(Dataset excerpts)
════════
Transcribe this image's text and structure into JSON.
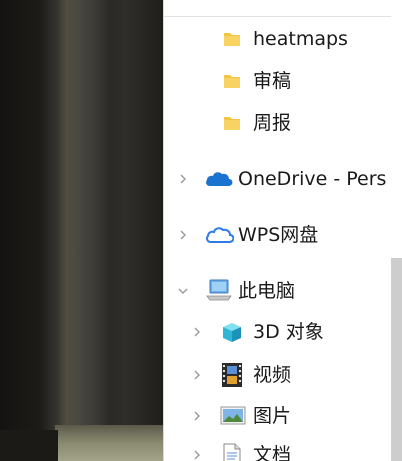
{
  "nav_tree": {
    "folders": [
      {
        "label": "heatmaps",
        "icon": "folder-icon"
      },
      {
        "label": "审稿",
        "icon": "folder-icon"
      },
      {
        "label": "周报",
        "icon": "folder-icon"
      }
    ],
    "onedrive": {
      "label": "OneDrive - Pers",
      "icon": "onedrive-cloud-icon"
    },
    "wps": {
      "label": "WPS网盘",
      "icon": "wps-cloud-icon"
    },
    "this_pc": {
      "label": "此电脑",
      "icon": "computer-icon",
      "expanded": true
    },
    "pc_items": [
      {
        "label": "3D 对象",
        "icon": "3d-objects-icon"
      },
      {
        "label": "视频",
        "icon": "video-icon"
      },
      {
        "label": "图片",
        "icon": "pictures-icon"
      },
      {
        "label": "文档",
        "icon": "documents-icon"
      }
    ]
  },
  "colors": {
    "folder": "#f4c542",
    "onedrive": "#1a73d0",
    "wps": "#2e7ce8",
    "scroll_thumb": "#cdcdcd",
    "chevron": "#9a9a9a"
  }
}
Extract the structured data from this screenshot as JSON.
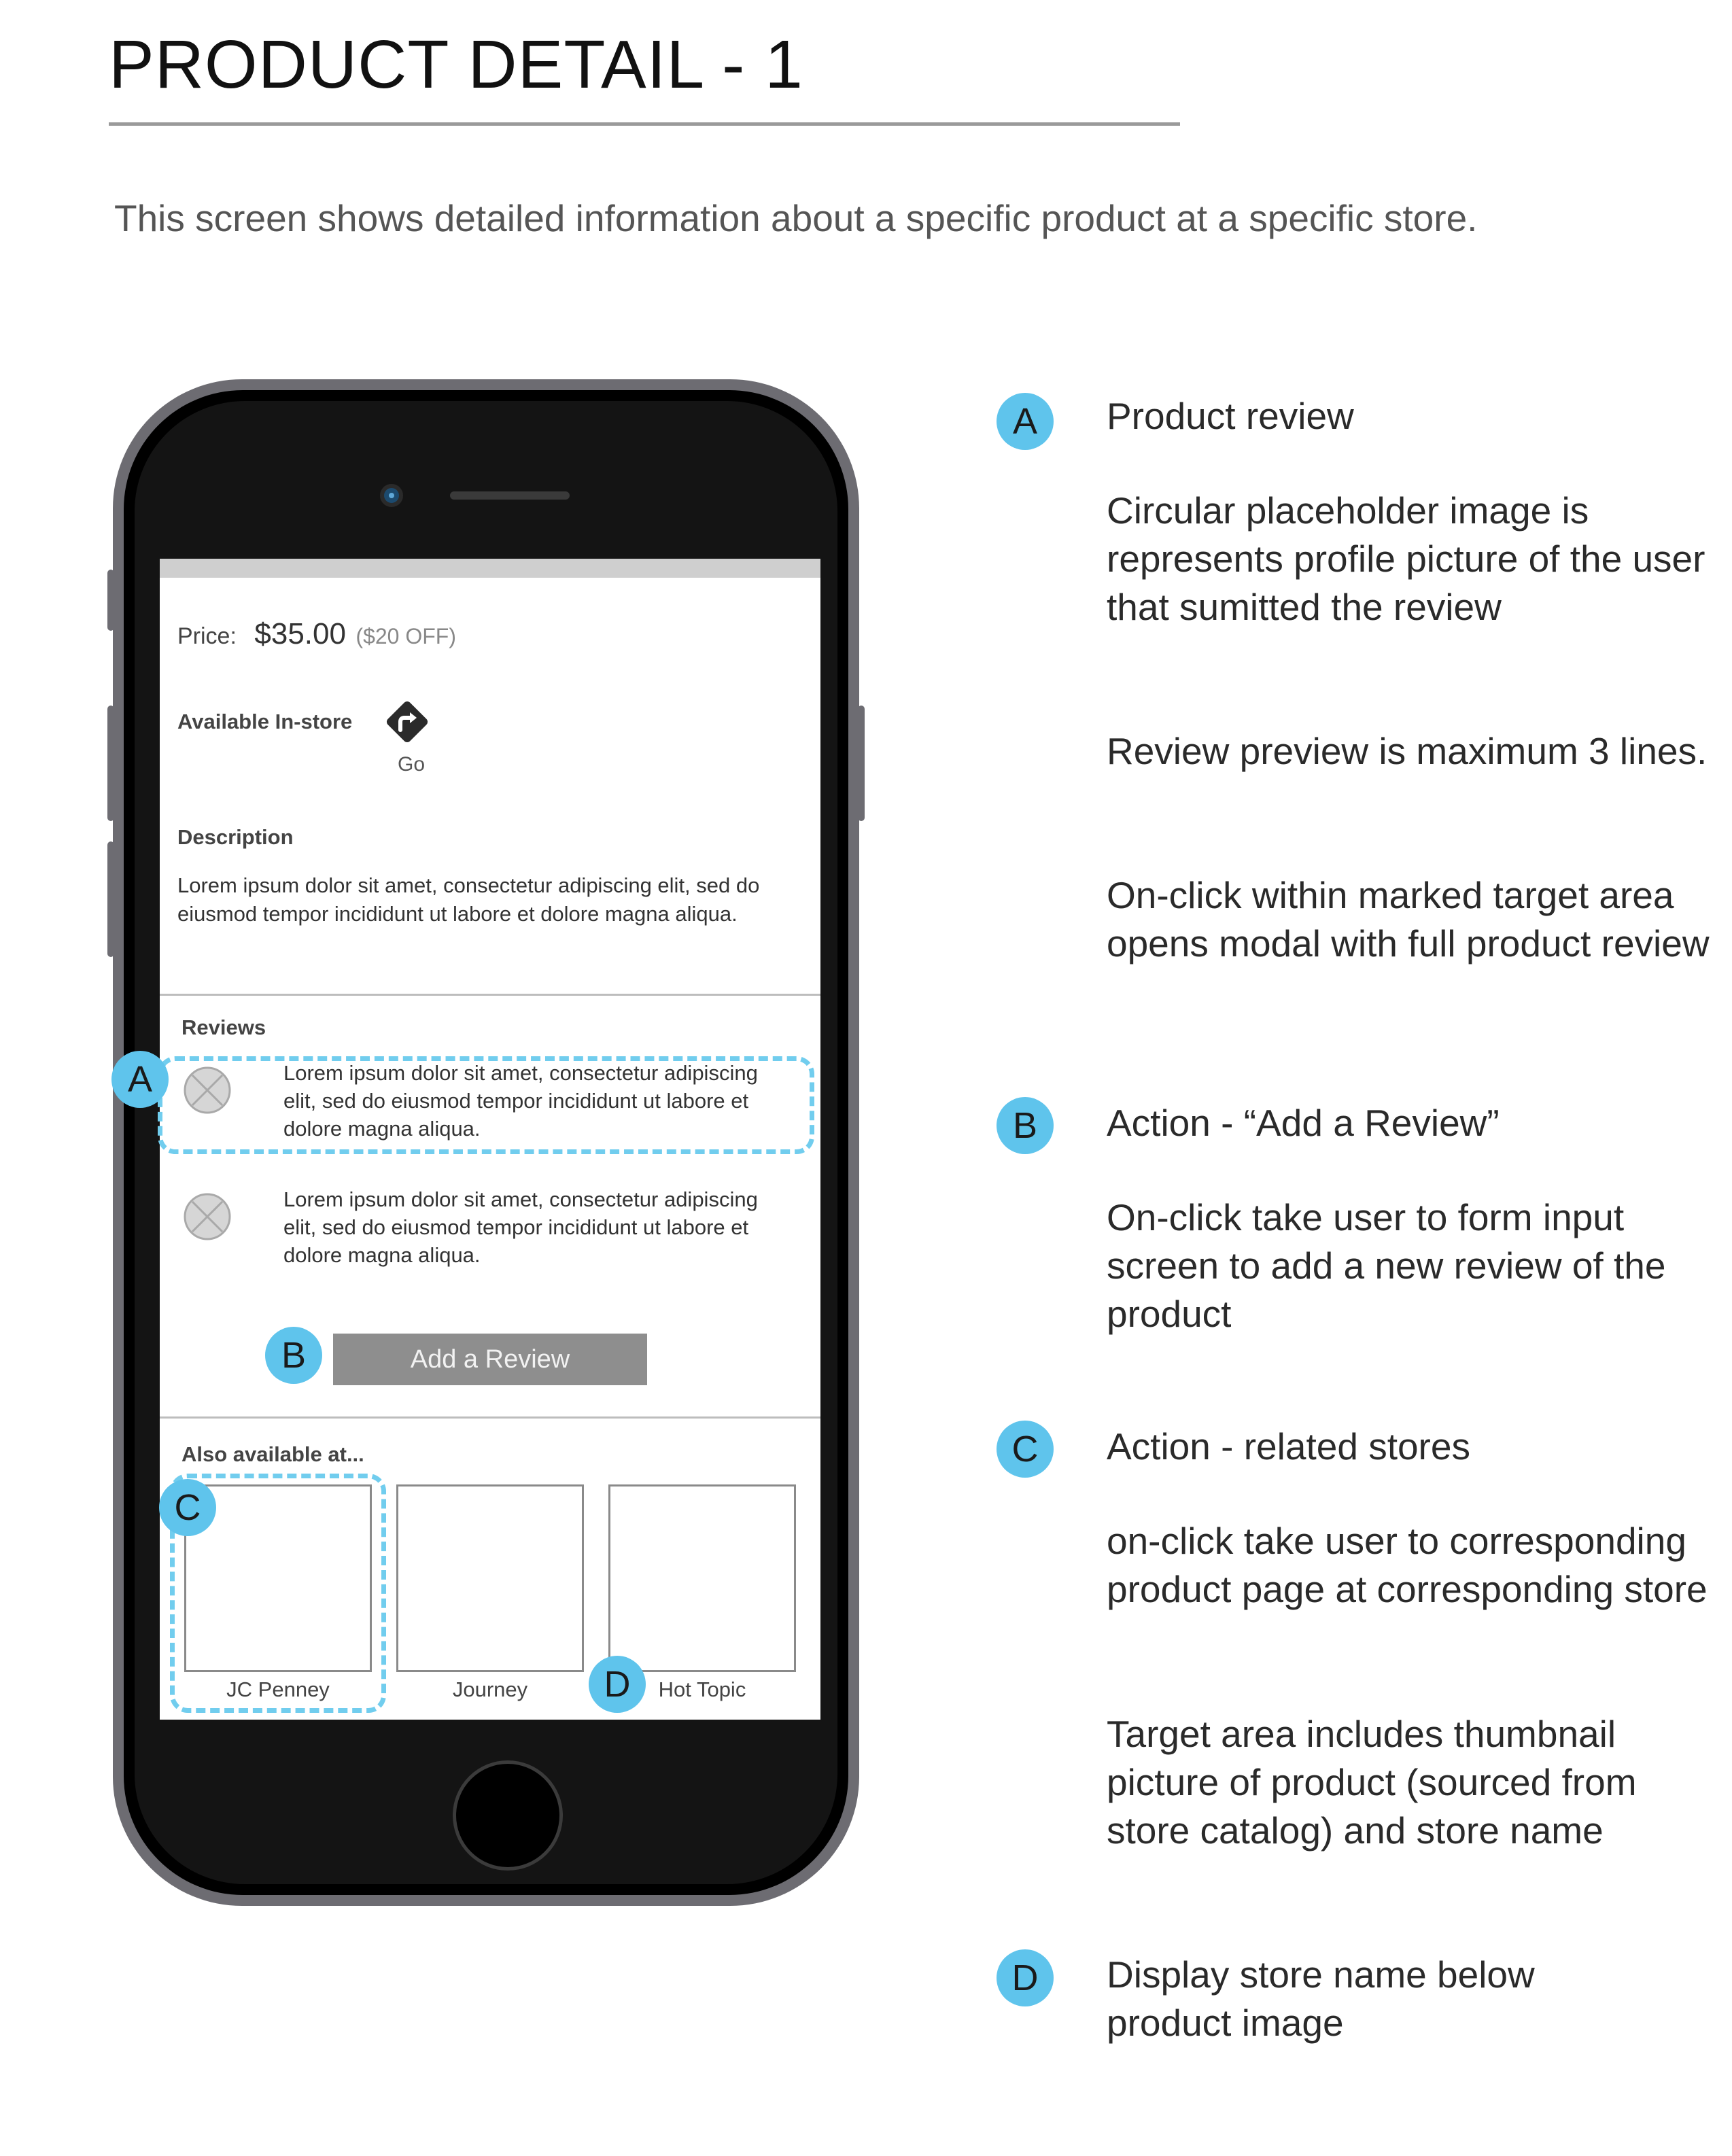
{
  "title": "PRODUCT DETAIL - 1",
  "subtitle": "This screen shows detailed information about a specific product at a specific store.",
  "colors": {
    "accent": "#5fc4ec",
    "button": "#8e8e8e",
    "phone_frame": "#6d6c72"
  },
  "screen": {
    "price_label": "Price:",
    "price_value": "$35.00",
    "price_discount": "($20 OFF)",
    "available_label": "Available In-store",
    "go_label": "Go",
    "description_heading": "Description",
    "description_text": "Lorem ipsum dolor sit amet, consectetur adipiscing elit, sed do eiusmod tempor incididunt ut labore et dolore magna aliqua.",
    "reviews_heading": "Reviews",
    "reviews": [
      {
        "text": "Lorem ipsum dolor sit amet, consectetur adipiscing elit, sed do eiusmod tempor incididunt ut labore et dolore magna aliqua."
      },
      {
        "text": "Lorem ipsum dolor sit amet, consectetur adipiscing elit, sed do eiusmod tempor incididunt ut labore et dolore magna aliqua."
      }
    ],
    "add_review_label": "Add a Review",
    "also_available_heading": "Also available at...",
    "stores": [
      {
        "name": "JC Penney"
      },
      {
        "name": "Journey"
      },
      {
        "name": "Hot Topic"
      }
    ]
  },
  "badges": {
    "a": "A",
    "b": "B",
    "c": "C",
    "d": "D"
  },
  "annotations": [
    {
      "badge": "A",
      "heading": "Product review",
      "paragraphs": [
        "Circular placeholder image is represents profile picture of the user that sumitted the review",
        "Review preview is maximum 3 lines.",
        "On-click within marked target area opens modal with full product review"
      ]
    },
    {
      "badge": "B",
      "heading": "Action - “Add a Review”",
      "paragraphs": [
        "On-click take user to form input screen to add a new review of the product"
      ]
    },
    {
      "badge": "C",
      "heading": "Action - related stores",
      "paragraphs": [
        "on-click take user to corresponding product page at corresponding store",
        "Target area includes thumbnail picture of product (sourced from store catalog) and store name"
      ]
    },
    {
      "badge": "D",
      "heading": "Display store name below product image",
      "paragraphs": []
    }
  ]
}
════════
Take every line from the data that contains the word "JSON".

Transcribe this image's text and structure into JSON.
Extract the structured data from this screenshot as JSON.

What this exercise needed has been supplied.